(Figure record extracts)
╔══
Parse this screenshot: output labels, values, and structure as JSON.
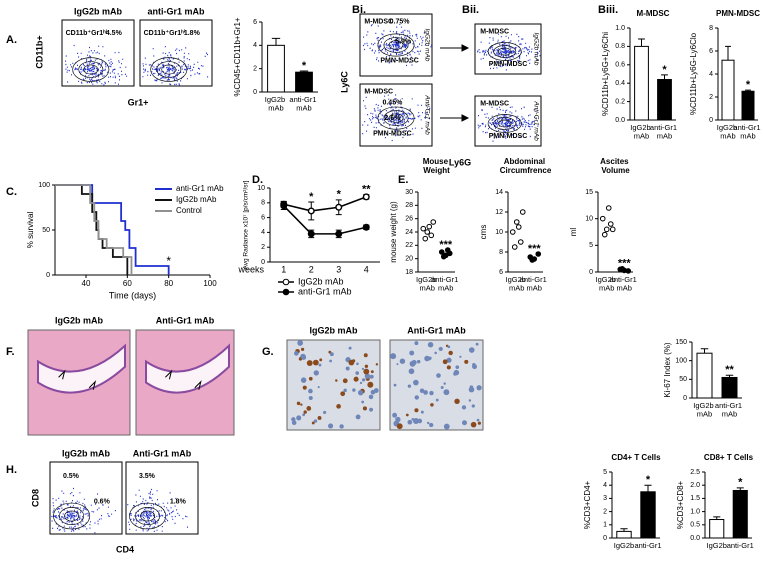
{
  "panel_labels": [
    "A.",
    "Bi.",
    "Bii.",
    "Biii.",
    "C.",
    "D.",
    "E.",
    "F.",
    "G.",
    "H."
  ],
  "flow": [
    {
      "title": "IgG2b mAb",
      "gates": [
        "CD11b⁺Gr1ʰⁱ",
        "4.5%"
      ]
    },
    {
      "title": "anti-Gr1 mAb",
      "gates": [
        "CD11b⁺Gr1ʰⁱ",
        "1.8%"
      ]
    },
    {
      "side": "IgG2b mAb",
      "gates": [
        "M-MDSC",
        "0.75%",
        "5.9%",
        "PMN-MDSC"
      ]
    },
    {
      "side": "Anti-Gr1 mAb",
      "gates": [
        "M-MDSC",
        "0.45%",
        "2.6%",
        "PMN-MDSC"
      ]
    },
    {
      "side": "IgG2b mAb",
      "gates": [
        "M-MDSC",
        "PMN-MDSC"
      ]
    },
    {
      "side": "Anti-Gr1 mAb",
      "gates": [
        "M-MDSC",
        "PMN-MDSC"
      ]
    },
    {
      "title": "IgG2b mAb",
      "gates": [
        "0.5%",
        "0.6%"
      ]
    },
    {
      "title": "Anti-Gr1 mAb",
      "gates": [
        "3.5%",
        "1.8%"
      ]
    }
  ],
  "flow_axes": [
    {
      "y": "CD11b+",
      "x": "Gr1+"
    },
    {
      "y": "Ly6C",
      "x": "Ly6G"
    },
    {
      "y": "CD8",
      "x": "CD4"
    }
  ],
  "images": [
    {
      "title": "IgG2b mAb"
    },
    {
      "title": "Anti-Gr1 mAb"
    },
    {
      "title": "IgG2b mAb"
    },
    {
      "title": "Anti-Gr1 mAb"
    }
  ],
  "charts": [
    {
      "type": "bar",
      "ylabel": "%CD45+CD11b+Gr1+",
      "categories": [
        "IgG2b mAb",
        "anti-Gr1 mAb"
      ],
      "values": [
        4.0,
        1.7
      ],
      "errors": [
        0.6,
        0.1
      ],
      "colors": [
        "#ffffff",
        "#000000"
      ],
      "ylim": [
        0,
        6
      ],
      "yticks": [
        0,
        2,
        4,
        6
      ],
      "annotations": [
        "*"
      ]
    },
    {
      "type": "bar",
      "title": "M-MDSC",
      "ylabel": "%CD11b+Ly6G+Ly6Chi",
      "categories": [
        "IgG2b mAb",
        "anti-Gr1 mAb"
      ],
      "values": [
        0.8,
        0.44
      ],
      "errors": [
        0.08,
        0.05
      ],
      "colors": [
        "#ffffff",
        "#000000"
      ],
      "ylim": [
        0,
        1
      ],
      "yticks": [
        {
          "value": 0,
          "label": "0.0"
        },
        0.2,
        0.4,
        0.6,
        0.8,
        {
          "value": 1,
          "label": "1.0"
        }
      ],
      "annotations": [
        "*"
      ]
    },
    {
      "type": "bar",
      "title": "PMN-MDSC",
      "ylabel": "%CD11b+Ly6G-Ly6Clo",
      "categories": [
        "IgG2b mAb",
        "anti-Gr1 mAb"
      ],
      "values": [
        5.2,
        2.5
      ],
      "errors": [
        1.2,
        0.1
      ],
      "colors": [
        "#ffffff",
        "#000000"
      ],
      "ylim": [
        0,
        8
      ],
      "yticks": [
        0,
        2,
        4,
        6,
        8
      ],
      "annotations": [
        "*"
      ]
    },
    {
      "type": "step",
      "xlabel": "Time (days)",
      "ylabel": "% survival",
      "xlim": [
        25,
        100
      ],
      "xticks": [
        40,
        60,
        80,
        100
      ],
      "ylim": [
        0,
        100
      ],
      "yticks": [
        0,
        50,
        100
      ],
      "annotations": [
        "*"
      ],
      "series": [
        {
          "name": "anti-Gr1 mAb",
          "color": "#1f2fd0",
          "x": [
            25,
            43,
            57,
            59,
            61,
            64,
            80
          ],
          "values": [
            100,
            80,
            60,
            50,
            30,
            10,
            0
          ]
        },
        {
          "name": "IgG2b mAb",
          "color": "#111111",
          "x": [
            25,
            38,
            43,
            45,
            46,
            48,
            53,
            60
          ],
          "values": [
            100,
            90,
            70,
            50,
            40,
            30,
            20,
            0
          ]
        },
        {
          "name": "Control",
          "color": "#909090",
          "x": [
            25,
            42,
            44,
            46,
            50,
            58,
            62
          ],
          "values": [
            100,
            80,
            60,
            40,
            30,
            20,
            0
          ]
        }
      ]
    },
    {
      "type": "line",
      "ylabel": "Avg Radiance x10⁷ [p/s/cm²/sr]",
      "xlabel": "weeks",
      "categories": [
        "1",
        "2",
        "3",
        "4"
      ],
      "ylim": [
        0,
        10
      ],
      "yticks": [
        0,
        2,
        4,
        6,
        8,
        10
      ],
      "annotations": [
        "*",
        "*",
        "**"
      ],
      "series": [
        {
          "name": "IgG2b mAb",
          "marker": "open",
          "values": [
            7.8,
            6.9,
            7.4,
            8.8
          ],
          "errors": [
            0.4,
            1.2,
            1.0,
            0.3
          ]
        },
        {
          "name": "anti-Gr1 mAb",
          "marker": "filled",
          "values": [
            7.6,
            3.8,
            3.8,
            4.7
          ],
          "errors": [
            0.5,
            0.5,
            0.5,
            0.3
          ]
        }
      ]
    },
    {
      "type": "dot",
      "title": "Mouse Weight",
      "ylabel": "mouse weight (g)",
      "categories": [
        "IgG2b mAb",
        "anti-Gr1 mAb"
      ],
      "ylim": [
        18,
        30
      ],
      "yticks": [
        18,
        20,
        22,
        24,
        26,
        28,
        30
      ],
      "annotations": [
        "***"
      ],
      "series": [
        {
          "marker": "open",
          "values": [
            24.5,
            24,
            23.5,
            23,
            24.8,
            25.5
          ]
        },
        {
          "marker": "filled",
          "values": [
            21,
            20.5,
            20.8,
            20.3,
            21.3
          ]
        }
      ]
    },
    {
      "type": "dot",
      "title": "Abdominal Circumfrence",
      "ylabel": "cms",
      "categories": [
        "IgG2b mAb",
        "anti-Gr1 mAb"
      ],
      "ylim": [
        6,
        14
      ],
      "yticks": [
        6,
        8,
        10,
        12,
        14
      ],
      "annotations": [
        "***"
      ],
      "series": [
        {
          "marker": "open",
          "values": [
            10,
            11,
            9,
            8.5,
            10.5,
            12
          ]
        },
        {
          "marker": "filled",
          "values": [
            7.5,
            7.3,
            7.8,
            7.2
          ]
        }
      ]
    },
    {
      "type": "dot",
      "title": "Ascites Volume",
      "ylabel": "ml",
      "categories": [
        "IgG2b mAb",
        "anti-Gr1 mAb"
      ],
      "ylim": [
        0,
        15
      ],
      "yticks": [
        0,
        5,
        10,
        15
      ],
      "annotations": [
        "***"
      ],
      "series": [
        {
          "marker": "open",
          "values": [
            10,
            8,
            9,
            7,
            12,
            8
          ]
        },
        {
          "marker": "filled",
          "values": [
            0.5,
            0.3,
            0.2,
            0.6
          ]
        }
      ]
    },
    {
      "type": "bar",
      "ylabel": "Ki-67 Index (%)",
      "categories": [
        "IgG2b mAb",
        "anti-Gr1 mAb"
      ],
      "values": [
        120,
        55
      ],
      "errors": [
        12,
        6
      ],
      "colors": [
        "#ffffff",
        "#000000"
      ],
      "ylim": [
        0,
        150
      ],
      "yticks": [
        0,
        50,
        100,
        150
      ],
      "annotations": [
        "**"
      ]
    },
    {
      "type": "bar",
      "title": "CD4+ T Cells",
      "ylabel": "%CD3+CD4+",
      "categories": [
        "IgG2b",
        "anti-Gr1"
      ],
      "values": [
        0.5,
        3.5
      ],
      "errors": [
        0.2,
        0.5
      ],
      "colors": [
        "#ffffff",
        "#000000"
      ],
      "ylim": [
        0,
        5
      ],
      "yticks": [
        0,
        1,
        2,
        3,
        4,
        5
      ],
      "annotations": [
        "*"
      ]
    },
    {
      "type": "bar",
      "title": "CD8+ T Cells",
      "ylabel": "%CD3+CD8+",
      "categories": [
        "IgG2b",
        "anti-Gr1"
      ],
      "values": [
        0.7,
        1.8
      ],
      "errors": [
        0.1,
        0.1
      ],
      "colors": [
        "#ffffff",
        "#000000"
      ],
      "ylim": [
        0,
        2.5
      ],
      "yticks": [
        {
          "value": 0,
          "label": "0.0"
        },
        0.5,
        {
          "value": 1,
          "label": "1.0"
        },
        1.5,
        {
          "value": 2,
          "label": "2.0"
        },
        2.5
      ],
      "annotations": [
        "*"
      ]
    }
  ]
}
╚══
Your answer should be every line above that contains the word "ylabel".

      "ylabel": "%CD45+CD11b+Gr1+",
      "ylabel": "%CD11b+Ly6G+Ly6Chi",
      "ylabel": "%CD11b+Ly6G-Ly6Clo",
      "ylabel": "% survival",
      "ylabel": "Avg Radiance x10⁷ [p/s/cm²/sr]",
      "ylabel": "mouse weight (g)",
      "ylabel": "cms",
      "ylabel": "ml",
      "ylabel": "Ki-67 Index (%)",
      "ylabel": "%CD3+CD4+",
      "ylabel": "%CD3+CD8+",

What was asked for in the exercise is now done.